■ THE RECORDS ■
[start]

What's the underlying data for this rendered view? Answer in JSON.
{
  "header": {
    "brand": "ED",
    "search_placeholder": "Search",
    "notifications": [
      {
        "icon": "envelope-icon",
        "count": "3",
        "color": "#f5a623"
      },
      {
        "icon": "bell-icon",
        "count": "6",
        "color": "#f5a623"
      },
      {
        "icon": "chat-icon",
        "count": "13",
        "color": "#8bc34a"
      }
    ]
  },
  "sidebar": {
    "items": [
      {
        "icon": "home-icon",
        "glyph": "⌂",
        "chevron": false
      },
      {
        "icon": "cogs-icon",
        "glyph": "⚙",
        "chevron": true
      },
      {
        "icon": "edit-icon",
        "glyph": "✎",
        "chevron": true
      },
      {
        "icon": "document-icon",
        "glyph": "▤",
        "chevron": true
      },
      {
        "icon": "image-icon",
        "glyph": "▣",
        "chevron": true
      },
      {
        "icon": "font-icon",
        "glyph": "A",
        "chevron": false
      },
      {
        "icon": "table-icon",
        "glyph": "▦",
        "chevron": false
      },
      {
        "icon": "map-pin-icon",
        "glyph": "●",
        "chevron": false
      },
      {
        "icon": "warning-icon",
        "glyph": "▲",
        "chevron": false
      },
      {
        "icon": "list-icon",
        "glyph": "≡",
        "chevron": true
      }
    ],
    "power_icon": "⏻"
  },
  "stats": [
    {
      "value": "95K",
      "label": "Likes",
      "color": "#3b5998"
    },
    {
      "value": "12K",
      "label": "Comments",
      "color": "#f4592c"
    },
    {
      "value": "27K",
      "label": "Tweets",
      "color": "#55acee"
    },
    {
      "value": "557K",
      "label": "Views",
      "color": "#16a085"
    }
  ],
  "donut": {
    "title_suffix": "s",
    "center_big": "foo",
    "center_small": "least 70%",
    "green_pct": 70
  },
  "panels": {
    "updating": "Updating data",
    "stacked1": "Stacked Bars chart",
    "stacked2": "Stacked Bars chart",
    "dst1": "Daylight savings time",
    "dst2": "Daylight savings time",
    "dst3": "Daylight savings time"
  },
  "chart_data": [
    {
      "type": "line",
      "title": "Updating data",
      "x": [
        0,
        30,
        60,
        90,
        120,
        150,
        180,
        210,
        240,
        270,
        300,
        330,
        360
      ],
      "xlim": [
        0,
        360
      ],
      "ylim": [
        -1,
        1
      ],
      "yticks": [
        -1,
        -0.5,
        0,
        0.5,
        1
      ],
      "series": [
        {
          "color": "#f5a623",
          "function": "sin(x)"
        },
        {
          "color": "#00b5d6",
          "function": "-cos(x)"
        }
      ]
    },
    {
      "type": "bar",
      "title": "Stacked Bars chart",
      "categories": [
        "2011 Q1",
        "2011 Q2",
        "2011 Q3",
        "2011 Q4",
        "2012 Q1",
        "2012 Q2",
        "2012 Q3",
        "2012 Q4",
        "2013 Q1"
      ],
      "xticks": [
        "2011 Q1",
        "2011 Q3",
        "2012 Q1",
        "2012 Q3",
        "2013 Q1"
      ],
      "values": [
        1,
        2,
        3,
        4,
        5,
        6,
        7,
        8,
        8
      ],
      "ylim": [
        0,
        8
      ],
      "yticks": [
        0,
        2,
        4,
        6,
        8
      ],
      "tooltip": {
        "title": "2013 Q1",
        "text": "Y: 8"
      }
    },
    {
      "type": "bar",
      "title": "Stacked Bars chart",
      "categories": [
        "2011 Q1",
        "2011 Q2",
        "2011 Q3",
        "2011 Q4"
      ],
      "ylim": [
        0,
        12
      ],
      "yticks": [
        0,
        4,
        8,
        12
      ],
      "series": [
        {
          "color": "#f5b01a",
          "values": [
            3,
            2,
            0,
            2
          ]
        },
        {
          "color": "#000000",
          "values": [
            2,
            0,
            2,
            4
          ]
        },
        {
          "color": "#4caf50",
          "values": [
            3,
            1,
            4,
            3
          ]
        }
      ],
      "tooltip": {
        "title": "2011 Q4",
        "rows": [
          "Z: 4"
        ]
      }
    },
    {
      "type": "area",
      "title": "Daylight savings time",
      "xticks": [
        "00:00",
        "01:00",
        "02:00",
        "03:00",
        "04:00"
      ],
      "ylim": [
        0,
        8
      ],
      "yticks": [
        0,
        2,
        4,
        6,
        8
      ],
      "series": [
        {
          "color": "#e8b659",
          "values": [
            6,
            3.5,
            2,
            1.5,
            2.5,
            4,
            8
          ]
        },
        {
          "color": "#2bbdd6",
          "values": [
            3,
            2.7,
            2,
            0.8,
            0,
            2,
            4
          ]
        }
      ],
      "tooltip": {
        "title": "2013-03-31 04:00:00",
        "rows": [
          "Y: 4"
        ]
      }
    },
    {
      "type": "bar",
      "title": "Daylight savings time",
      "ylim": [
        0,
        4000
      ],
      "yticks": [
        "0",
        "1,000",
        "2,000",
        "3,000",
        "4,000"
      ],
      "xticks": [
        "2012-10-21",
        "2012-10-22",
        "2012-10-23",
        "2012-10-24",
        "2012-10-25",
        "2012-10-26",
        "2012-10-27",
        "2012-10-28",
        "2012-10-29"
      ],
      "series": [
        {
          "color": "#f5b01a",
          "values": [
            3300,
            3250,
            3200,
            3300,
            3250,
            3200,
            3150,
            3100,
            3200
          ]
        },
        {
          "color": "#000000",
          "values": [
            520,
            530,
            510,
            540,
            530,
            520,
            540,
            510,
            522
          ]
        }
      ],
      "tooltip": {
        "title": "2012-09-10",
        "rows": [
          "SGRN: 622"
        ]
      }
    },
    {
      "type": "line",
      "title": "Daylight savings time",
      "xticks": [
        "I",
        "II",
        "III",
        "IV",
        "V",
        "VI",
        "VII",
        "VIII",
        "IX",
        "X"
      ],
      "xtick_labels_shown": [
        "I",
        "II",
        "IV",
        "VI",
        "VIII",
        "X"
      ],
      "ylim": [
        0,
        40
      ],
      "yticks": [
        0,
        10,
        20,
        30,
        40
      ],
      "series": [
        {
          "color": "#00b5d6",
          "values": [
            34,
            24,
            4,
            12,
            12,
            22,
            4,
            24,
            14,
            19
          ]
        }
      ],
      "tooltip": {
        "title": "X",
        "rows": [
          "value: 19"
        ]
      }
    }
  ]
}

[end]

■ WHAT NEEDS TO BE DONE ■
Restate every line of the data word for word.

■ EXERCISE SOLUTION ■
What's the underlying data for this rendered view? Answer in JSON.
{
  "header": {
    "brand": "ED",
    "search_placeholder": "Search",
    "notifications": [
      {
        "icon": "envelope-icon",
        "count": "3",
        "color": "#f5a623"
      },
      {
        "icon": "bell-icon",
        "count": "6",
        "color": "#f5a623"
      },
      {
        "icon": "chat-icon",
        "count": "13",
        "color": "#8bc34a"
      }
    ]
  },
  "sidebar": {
    "items": [
      {
        "icon": "home-icon",
        "glyph": "⌂",
        "chevron": false
      },
      {
        "icon": "cogs-icon",
        "glyph": "⚙",
        "chevron": true
      },
      {
        "icon": "edit-icon",
        "glyph": "✎",
        "chevron": true
      },
      {
        "icon": "document-icon",
        "glyph": "▤",
        "chevron": true
      },
      {
        "icon": "image-icon",
        "glyph": "▣",
        "chevron": true
      },
      {
        "icon": "font-icon",
        "glyph": "A",
        "chevron": false
      },
      {
        "icon": "table-icon",
        "glyph": "▦",
        "chevron": false
      },
      {
        "icon": "map-pin-icon",
        "glyph": "●",
        "chevron": false
      },
      {
        "icon": "warning-icon",
        "glyph": "▲",
        "chevron": false
      },
      {
        "icon": "list-icon",
        "glyph": "≡",
        "chevron": true
      }
    ],
    "power_icon": "⏻"
  },
  "stats": [
    {
      "value": "95K",
      "label": "Likes",
      "color": "#3b5998"
    },
    {
      "value": "12K",
      "label": "Comments",
      "color": "#f4592c"
    },
    {
      "value": "27K",
      "label": "Tweets",
      "color": "#55acee"
    },
    {
      "value": "557K",
      "label": "Views",
      "color": "#16a085"
    }
  ],
  "donut": {
    "title_suffix": "s",
    "center_big": "foo",
    "center_small": "least 70%",
    "green_pct": 70
  },
  "panels": {
    "updating": "Updating data",
    "stacked1": "Stacked Bars chart",
    "stacked2": "Stacked Bars chart",
    "dst1": "Daylight savings time",
    "dst2": "Daylight savings time",
    "dst3": "Daylight savings time"
  },
  "chart_data": [
    {
      "type": "line",
      "title": "Updating data",
      "x": [
        0,
        30,
        60,
        90,
        120,
        150,
        180,
        210,
        240,
        270,
        300,
        330,
        360
      ],
      "xlim": [
        0,
        360
      ],
      "ylim": [
        -1,
        1
      ],
      "yticks": [
        -1,
        -0.5,
        0,
        0.5,
        1
      ],
      "series": [
        {
          "color": "#f5a623",
          "function": "sin(x)"
        },
        {
          "color": "#00b5d6",
          "function": "-cos(x)"
        }
      ]
    },
    {
      "type": "bar",
      "title": "Stacked Bars chart",
      "categories": [
        "2011 Q1",
        "2011 Q2",
        "2011 Q3",
        "2011 Q4",
        "2012 Q1",
        "2012 Q2",
        "2012 Q3",
        "2012 Q4",
        "2013 Q1"
      ],
      "xticks": [
        "2011 Q1",
        "2011 Q3",
        "2012 Q1",
        "2012 Q3",
        "2013 Q1"
      ],
      "values": [
        1,
        2,
        3,
        4,
        5,
        6,
        7,
        8,
        8
      ],
      "ylim": [
        0,
        8
      ],
      "yticks": [
        0,
        2,
        4,
        6,
        8
      ],
      "tooltip": {
        "title": "2013 Q1",
        "text": "Y: 8"
      }
    },
    {
      "type": "bar",
      "title": "Stacked Bars chart",
      "categories": [
        "2011 Q1",
        "2011 Q2",
        "2011 Q3",
        "2011 Q4"
      ],
      "ylim": [
        0,
        12
      ],
      "yticks": [
        0,
        4,
        8,
        12
      ],
      "series": [
        {
          "color": "#f5b01a",
          "values": [
            3,
            2,
            0,
            2
          ]
        },
        {
          "color": "#000000",
          "values": [
            2,
            0,
            2,
            4
          ]
        },
        {
          "color": "#4caf50",
          "values": [
            3,
            1,
            4,
            3
          ]
        }
      ],
      "tooltip": {
        "title": "2011 Q4",
        "rows": [
          "Z: 4"
        ]
      }
    },
    {
      "type": "area",
      "title": "Daylight savings time",
      "xticks": [
        "00:00",
        "01:00",
        "02:00",
        "03:00",
        "04:00"
      ],
      "ylim": [
        0,
        8
      ],
      "yticks": [
        0,
        2,
        4,
        6,
        8
      ],
      "series": [
        {
          "color": "#e8b659",
          "values": [
            6,
            3.5,
            2,
            1.5,
            2.5,
            4,
            8
          ]
        },
        {
          "color": "#2bbdd6",
          "values": [
            3,
            2.7,
            2,
            0.8,
            0,
            2,
            4
          ]
        }
      ],
      "tooltip": {
        "title": "2013-03-31 04:00:00",
        "rows": [
          "Y: 4"
        ]
      }
    },
    {
      "type": "bar",
      "title": "Daylight savings time",
      "ylim": [
        0,
        4000
      ],
      "yticks": [
        "0",
        "1,000",
        "2,000",
        "3,000",
        "4,000"
      ],
      "xticks": [
        "2012-10-21",
        "2012-10-22",
        "2012-10-23",
        "2012-10-24",
        "2012-10-25",
        "2012-10-26",
        "2012-10-27",
        "2012-10-28",
        "2012-10-29"
      ],
      "series": [
        {
          "color": "#f5b01a",
          "values": [
            3300,
            3250,
            3200,
            3300,
            3250,
            3200,
            3150,
            3100,
            3200
          ]
        },
        {
          "color": "#000000",
          "values": [
            520,
            530,
            510,
            540,
            530,
            520,
            540,
            510,
            522
          ]
        }
      ],
      "tooltip": {
        "title": "2012-09-10",
        "rows": [
          "SGRN: 622"
        ]
      }
    },
    {
      "type": "line",
      "title": "Daylight savings time",
      "xticks": [
        "I",
        "II",
        "III",
        "IV",
        "V",
        "VI",
        "VII",
        "VIII",
        "IX",
        "X"
      ],
      "xtick_labels_shown": [
        "I",
        "II",
        "IV",
        "VI",
        "VIII",
        "X"
      ],
      "ylim": [
        0,
        40
      ],
      "yticks": [
        0,
        10,
        20,
        30,
        40
      ],
      "series": [
        {
          "color": "#00b5d6",
          "values": [
            34,
            24,
            4,
            12,
            12,
            22,
            4,
            24,
            14,
            19
          ]
        }
      ],
      "tooltip": {
        "title": "X",
        "rows": [
          "value: 19"
        ]
      }
    }
  ]
}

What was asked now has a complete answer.